— Start —

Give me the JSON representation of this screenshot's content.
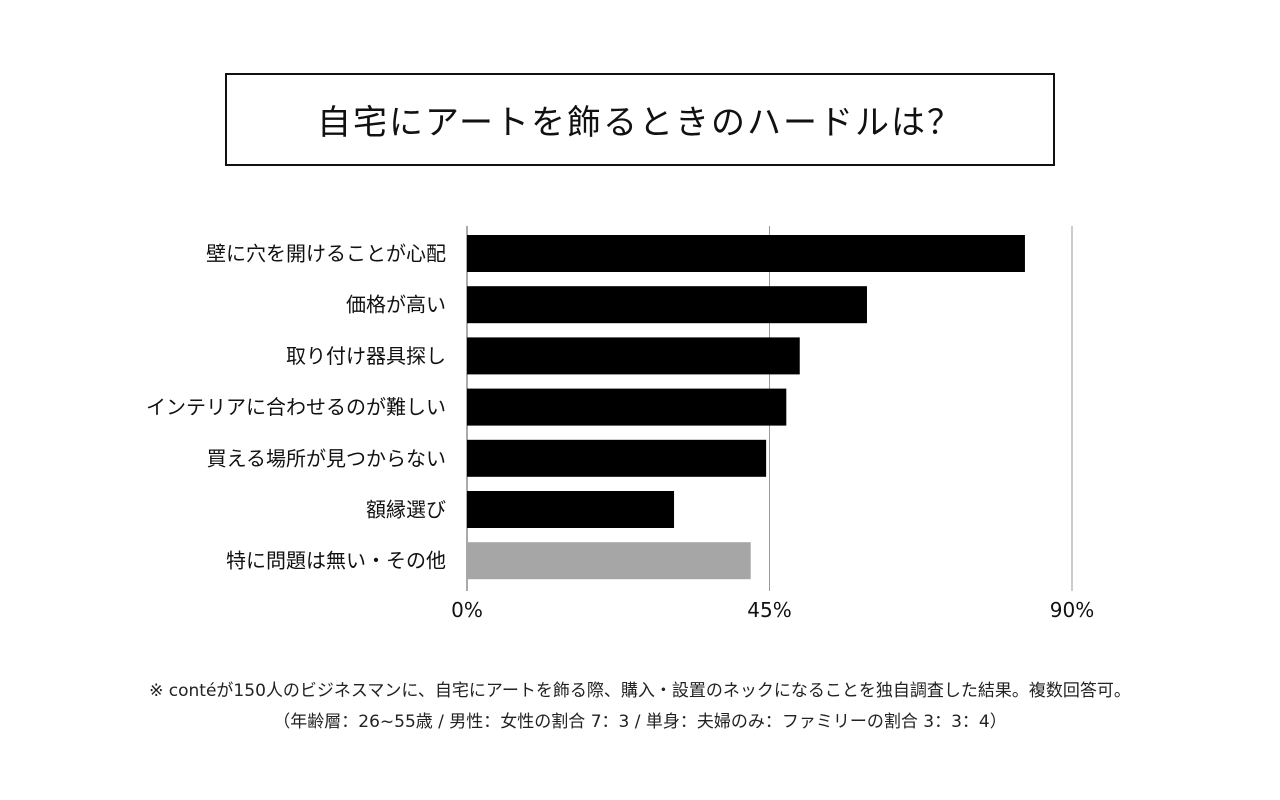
{
  "title": "自宅にアートを飾るときのハードルは？",
  "chart_data": {
    "type": "bar",
    "orientation": "horizontal",
    "title": "自宅にアートを飾るときのハードルは？",
    "categories": [
      "壁に穴を開けることが心配",
      "価格が高い",
      "取り付け器具探し",
      "インテリアに合わせるのが難しい",
      "買える場所が見つからない",
      "額縁選び",
      "特に問題は無い・その他"
    ],
    "values": [
      83,
      59.5,
      49.5,
      47.5,
      44.5,
      30.8,
      42.2
    ],
    "bar_colors": [
      "#000000",
      "#000000",
      "#000000",
      "#000000",
      "#000000",
      "#000000",
      "#a6a6a6"
    ],
    "xlim": [
      0,
      90
    ],
    "xticks": [
      0,
      45,
      90
    ],
    "xtick_labels": [
      "0%",
      "45%",
      "90%"
    ],
    "grid": "vertical",
    "xlabel": "",
    "ylabel": ""
  },
  "footnotes": {
    "line1": "※ contéが150人のビジネスマンに、自宅にアートを飾る際、購入・設置のネックになることを独自調査した結果。複数回答可。",
    "line2": "（年齢層：26~55歳 / 男性：女性の割合 7：3 / 単身：夫婦のみ：ファミリーの割合 3：3：4）"
  }
}
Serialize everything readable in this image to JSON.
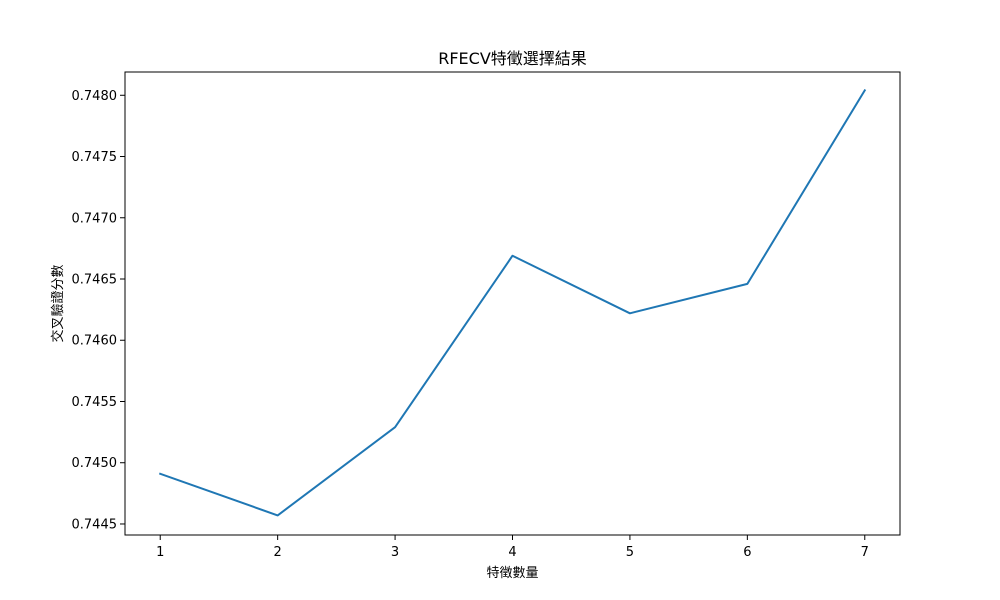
{
  "chart_data": {
    "type": "line",
    "title": "RFECV特徵選擇結果",
    "xlabel": "特徵數量",
    "ylabel": "交叉驗證分數",
    "x": [
      1,
      2,
      3,
      4,
      5,
      6,
      7
    ],
    "series": [
      {
        "values": [
          0.74491,
          0.74457,
          0.74529,
          0.74669,
          0.74622,
          0.74646,
          0.74804
        ],
        "color": "#1f77b4"
      }
    ],
    "xlim": [
      0.7,
      7.3
    ],
    "ylim": [
      0.74441,
      0.74819
    ],
    "xticks": [
      1,
      2,
      3,
      4,
      5,
      6,
      7
    ],
    "yticks": [
      0.7445,
      0.745,
      0.7455,
      0.746,
      0.7465,
      0.747,
      0.7475,
      0.748
    ],
    "ytick_labels": [
      "0.7445",
      "0.7450",
      "0.7455",
      "0.7460",
      "0.7465",
      "0.7470",
      "0.7475",
      "0.7480"
    ],
    "xtick_labels": [
      "1",
      "2",
      "3",
      "4",
      "5",
      "6",
      "7"
    ],
    "grid": false,
    "legend": "none"
  }
}
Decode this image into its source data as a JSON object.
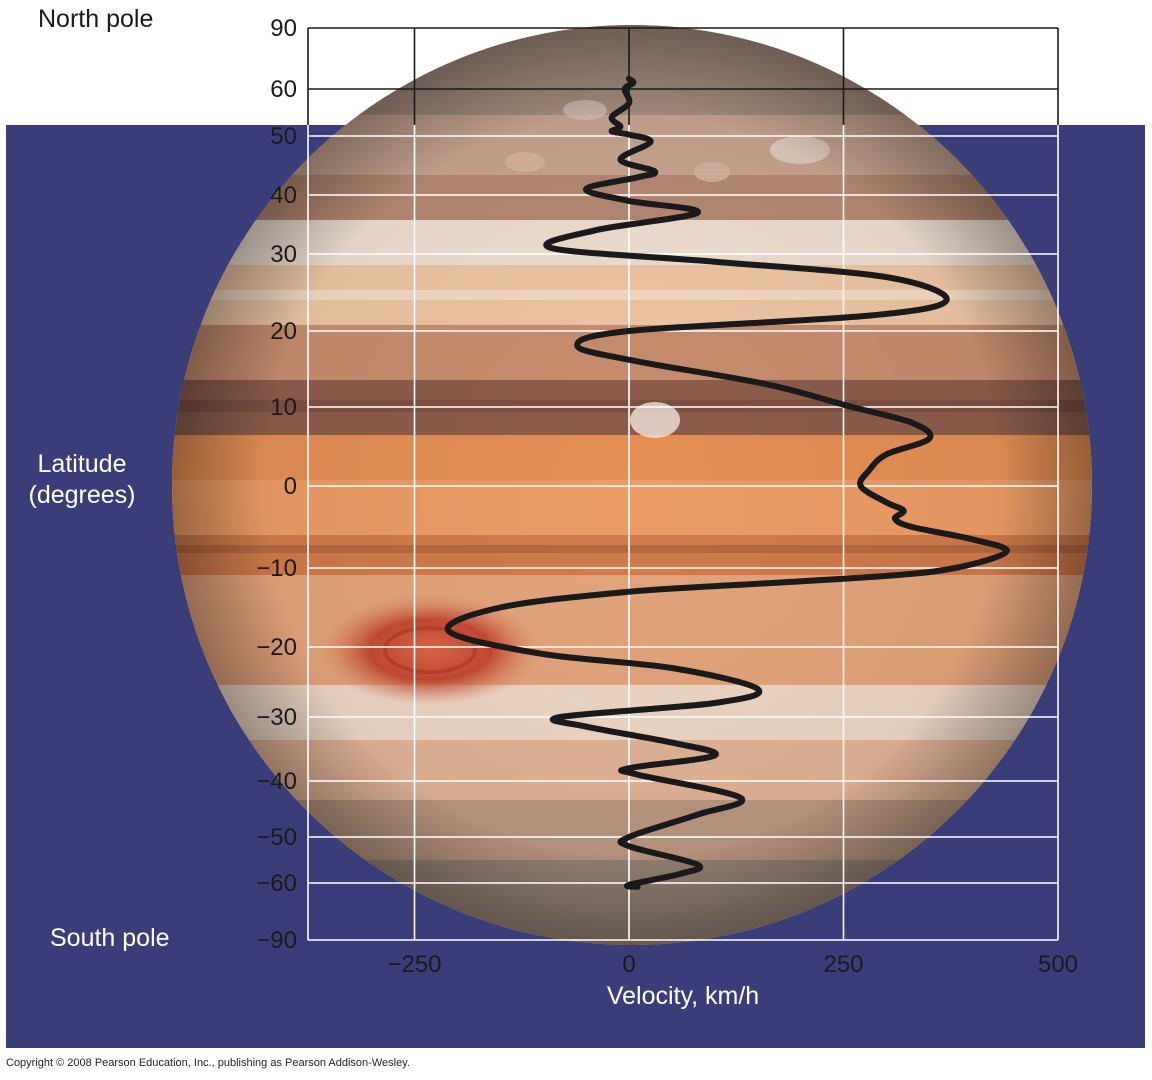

— End —

**Stated problem:**
Return every line above in which the string "this" occurs.

**Response below:**
Give me the JSON representation of this screenshot's content.
Serialize everything readable in this image to JSON.
Decode this image into its source data as a JSON object.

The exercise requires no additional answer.